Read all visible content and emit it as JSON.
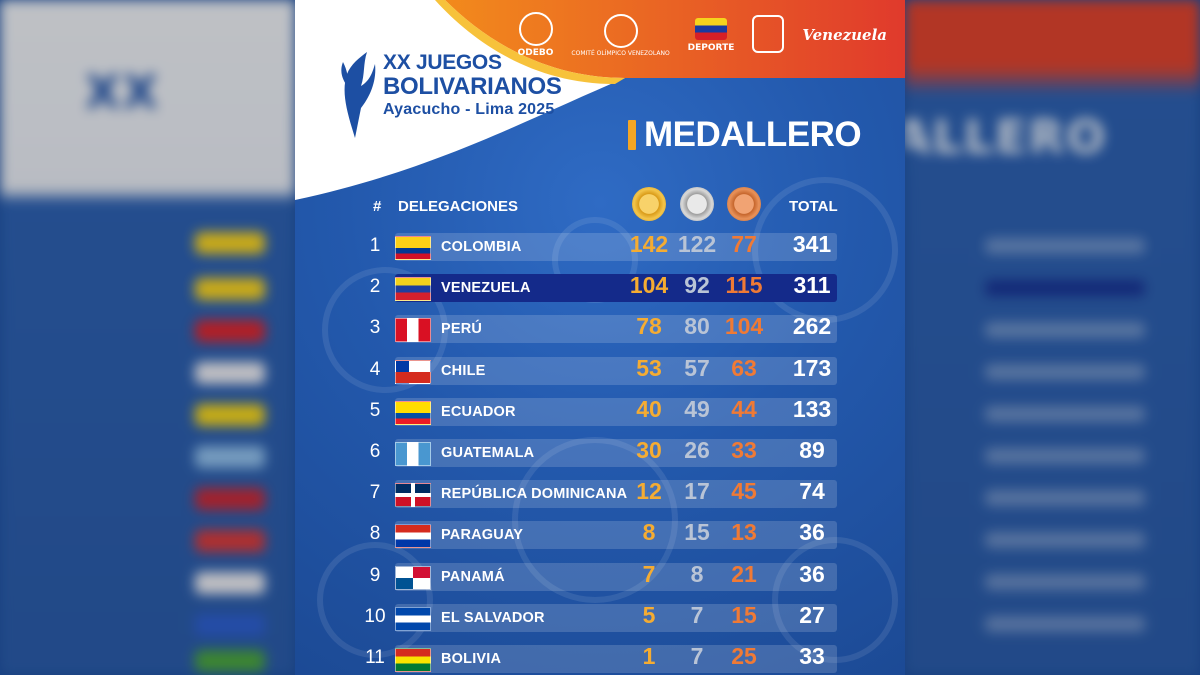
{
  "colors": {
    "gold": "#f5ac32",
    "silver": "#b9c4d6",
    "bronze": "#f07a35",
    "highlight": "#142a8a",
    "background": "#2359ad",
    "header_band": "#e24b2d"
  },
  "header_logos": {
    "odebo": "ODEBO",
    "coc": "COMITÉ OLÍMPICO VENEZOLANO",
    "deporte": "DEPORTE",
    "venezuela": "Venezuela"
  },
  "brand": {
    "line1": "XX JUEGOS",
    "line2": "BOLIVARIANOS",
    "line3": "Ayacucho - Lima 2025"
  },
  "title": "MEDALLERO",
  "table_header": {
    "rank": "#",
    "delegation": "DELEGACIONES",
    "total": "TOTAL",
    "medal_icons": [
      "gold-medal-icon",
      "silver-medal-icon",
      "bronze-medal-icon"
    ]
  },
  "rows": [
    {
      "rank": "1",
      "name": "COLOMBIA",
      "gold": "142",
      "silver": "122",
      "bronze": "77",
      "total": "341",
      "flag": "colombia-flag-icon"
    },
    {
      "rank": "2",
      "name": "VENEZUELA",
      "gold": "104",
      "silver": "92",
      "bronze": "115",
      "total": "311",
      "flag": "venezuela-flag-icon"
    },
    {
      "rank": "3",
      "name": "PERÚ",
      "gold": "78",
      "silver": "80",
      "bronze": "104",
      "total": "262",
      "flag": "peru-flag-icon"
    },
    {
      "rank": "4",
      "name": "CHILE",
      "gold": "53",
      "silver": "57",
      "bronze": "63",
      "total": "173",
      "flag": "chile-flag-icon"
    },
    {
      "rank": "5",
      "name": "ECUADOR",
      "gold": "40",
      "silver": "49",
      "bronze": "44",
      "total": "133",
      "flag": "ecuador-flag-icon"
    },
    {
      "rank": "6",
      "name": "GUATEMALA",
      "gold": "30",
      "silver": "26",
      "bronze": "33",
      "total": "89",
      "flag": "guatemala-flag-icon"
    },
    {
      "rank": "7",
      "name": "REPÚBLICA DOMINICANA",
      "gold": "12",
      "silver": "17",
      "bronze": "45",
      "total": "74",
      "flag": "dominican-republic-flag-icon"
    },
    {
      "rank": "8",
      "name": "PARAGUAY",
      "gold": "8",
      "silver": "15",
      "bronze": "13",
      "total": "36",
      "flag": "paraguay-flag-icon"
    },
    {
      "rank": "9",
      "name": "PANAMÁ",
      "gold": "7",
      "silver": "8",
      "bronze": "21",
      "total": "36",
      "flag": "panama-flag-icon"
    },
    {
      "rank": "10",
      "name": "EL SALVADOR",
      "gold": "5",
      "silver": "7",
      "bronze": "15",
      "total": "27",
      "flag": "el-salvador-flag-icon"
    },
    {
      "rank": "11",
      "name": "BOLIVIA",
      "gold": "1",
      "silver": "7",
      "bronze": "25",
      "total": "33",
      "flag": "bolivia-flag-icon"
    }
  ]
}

--

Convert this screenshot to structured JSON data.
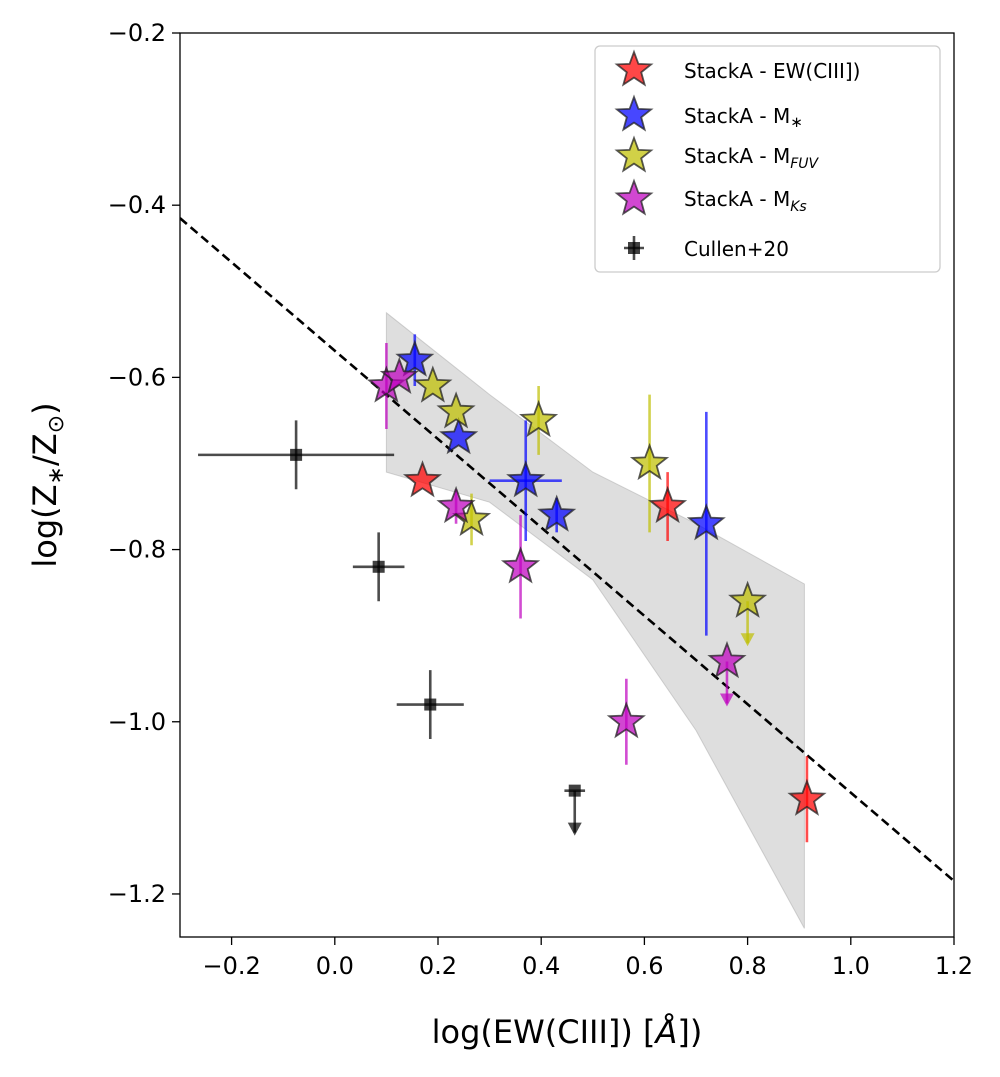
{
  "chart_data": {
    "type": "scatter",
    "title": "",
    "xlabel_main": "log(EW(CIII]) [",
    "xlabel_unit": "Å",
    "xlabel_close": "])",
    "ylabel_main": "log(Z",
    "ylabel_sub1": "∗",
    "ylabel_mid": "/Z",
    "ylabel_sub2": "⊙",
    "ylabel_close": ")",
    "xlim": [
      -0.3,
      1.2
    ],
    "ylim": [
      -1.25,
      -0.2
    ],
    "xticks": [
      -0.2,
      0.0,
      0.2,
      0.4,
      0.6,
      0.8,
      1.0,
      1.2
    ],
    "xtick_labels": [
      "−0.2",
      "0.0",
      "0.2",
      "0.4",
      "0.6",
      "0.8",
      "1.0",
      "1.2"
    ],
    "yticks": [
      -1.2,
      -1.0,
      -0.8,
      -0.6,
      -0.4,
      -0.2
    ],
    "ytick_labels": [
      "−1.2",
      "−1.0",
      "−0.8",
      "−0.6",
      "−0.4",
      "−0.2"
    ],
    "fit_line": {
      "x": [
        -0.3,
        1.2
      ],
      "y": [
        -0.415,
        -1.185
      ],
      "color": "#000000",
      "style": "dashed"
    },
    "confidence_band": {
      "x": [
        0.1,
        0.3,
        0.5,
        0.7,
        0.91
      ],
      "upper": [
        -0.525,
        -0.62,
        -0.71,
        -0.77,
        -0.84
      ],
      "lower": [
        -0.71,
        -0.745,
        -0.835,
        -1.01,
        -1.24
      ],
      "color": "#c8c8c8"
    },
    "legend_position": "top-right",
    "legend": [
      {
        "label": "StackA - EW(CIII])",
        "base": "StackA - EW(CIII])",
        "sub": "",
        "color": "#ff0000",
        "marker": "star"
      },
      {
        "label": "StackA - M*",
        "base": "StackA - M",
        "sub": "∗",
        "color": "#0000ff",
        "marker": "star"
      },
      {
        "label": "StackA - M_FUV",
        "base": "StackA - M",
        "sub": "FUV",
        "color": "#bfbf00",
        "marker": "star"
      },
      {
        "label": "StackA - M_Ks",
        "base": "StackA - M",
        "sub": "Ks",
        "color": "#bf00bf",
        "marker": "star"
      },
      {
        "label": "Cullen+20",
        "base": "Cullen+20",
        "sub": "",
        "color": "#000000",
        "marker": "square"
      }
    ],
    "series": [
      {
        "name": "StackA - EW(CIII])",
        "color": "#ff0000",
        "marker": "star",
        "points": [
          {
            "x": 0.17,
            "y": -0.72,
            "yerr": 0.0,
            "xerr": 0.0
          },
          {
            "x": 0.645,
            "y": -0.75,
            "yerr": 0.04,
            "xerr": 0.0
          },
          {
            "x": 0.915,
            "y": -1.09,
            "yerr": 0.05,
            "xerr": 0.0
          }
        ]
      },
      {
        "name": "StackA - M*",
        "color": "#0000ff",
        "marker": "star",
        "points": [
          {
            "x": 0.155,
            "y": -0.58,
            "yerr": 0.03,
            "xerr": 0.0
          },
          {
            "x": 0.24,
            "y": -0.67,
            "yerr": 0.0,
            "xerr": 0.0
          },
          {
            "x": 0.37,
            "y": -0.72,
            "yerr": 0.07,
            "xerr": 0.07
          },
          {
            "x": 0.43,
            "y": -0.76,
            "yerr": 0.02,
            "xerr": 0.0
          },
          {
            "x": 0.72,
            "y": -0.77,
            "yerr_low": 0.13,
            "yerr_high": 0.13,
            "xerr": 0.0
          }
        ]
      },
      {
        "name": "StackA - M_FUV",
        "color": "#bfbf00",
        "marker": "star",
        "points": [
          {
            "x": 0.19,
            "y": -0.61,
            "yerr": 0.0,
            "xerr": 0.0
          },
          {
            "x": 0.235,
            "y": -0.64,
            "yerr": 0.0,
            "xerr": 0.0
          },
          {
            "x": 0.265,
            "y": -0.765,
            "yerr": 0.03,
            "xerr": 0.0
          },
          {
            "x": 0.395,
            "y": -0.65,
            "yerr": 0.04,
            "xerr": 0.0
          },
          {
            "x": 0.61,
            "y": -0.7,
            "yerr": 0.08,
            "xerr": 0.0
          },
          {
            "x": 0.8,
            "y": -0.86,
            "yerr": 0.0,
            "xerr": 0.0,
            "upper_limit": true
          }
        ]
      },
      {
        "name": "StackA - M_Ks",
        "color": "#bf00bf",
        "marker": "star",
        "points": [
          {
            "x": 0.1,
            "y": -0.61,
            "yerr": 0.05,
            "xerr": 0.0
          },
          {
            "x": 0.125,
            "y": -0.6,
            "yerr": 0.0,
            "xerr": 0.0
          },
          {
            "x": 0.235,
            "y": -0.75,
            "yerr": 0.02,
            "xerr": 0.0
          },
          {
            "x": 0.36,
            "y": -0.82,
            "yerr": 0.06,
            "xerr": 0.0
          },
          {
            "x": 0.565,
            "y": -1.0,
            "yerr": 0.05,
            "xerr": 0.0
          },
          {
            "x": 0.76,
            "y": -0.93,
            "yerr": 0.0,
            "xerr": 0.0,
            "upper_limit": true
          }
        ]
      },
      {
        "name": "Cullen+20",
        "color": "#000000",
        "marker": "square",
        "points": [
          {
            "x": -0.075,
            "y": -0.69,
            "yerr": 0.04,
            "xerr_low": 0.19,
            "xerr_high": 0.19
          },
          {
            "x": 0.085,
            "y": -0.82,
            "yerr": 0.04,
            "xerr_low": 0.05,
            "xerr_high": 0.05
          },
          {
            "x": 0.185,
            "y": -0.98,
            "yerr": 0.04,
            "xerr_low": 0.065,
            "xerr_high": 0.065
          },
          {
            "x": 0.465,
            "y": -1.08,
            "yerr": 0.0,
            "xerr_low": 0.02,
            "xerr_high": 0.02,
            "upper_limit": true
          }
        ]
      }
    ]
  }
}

> [Your instructions] Return every line holding the word "total" from the records.

> [Solution below]
    "total": "TOTAL",
      "total": "341",
      "total": "311",
      "total": "262",
      "total": "173",
      "total": "133",
      "total": "89",
      "total": "74",
      "total": "36",
      "total": "36",
      "total": "27",
      "total": "33",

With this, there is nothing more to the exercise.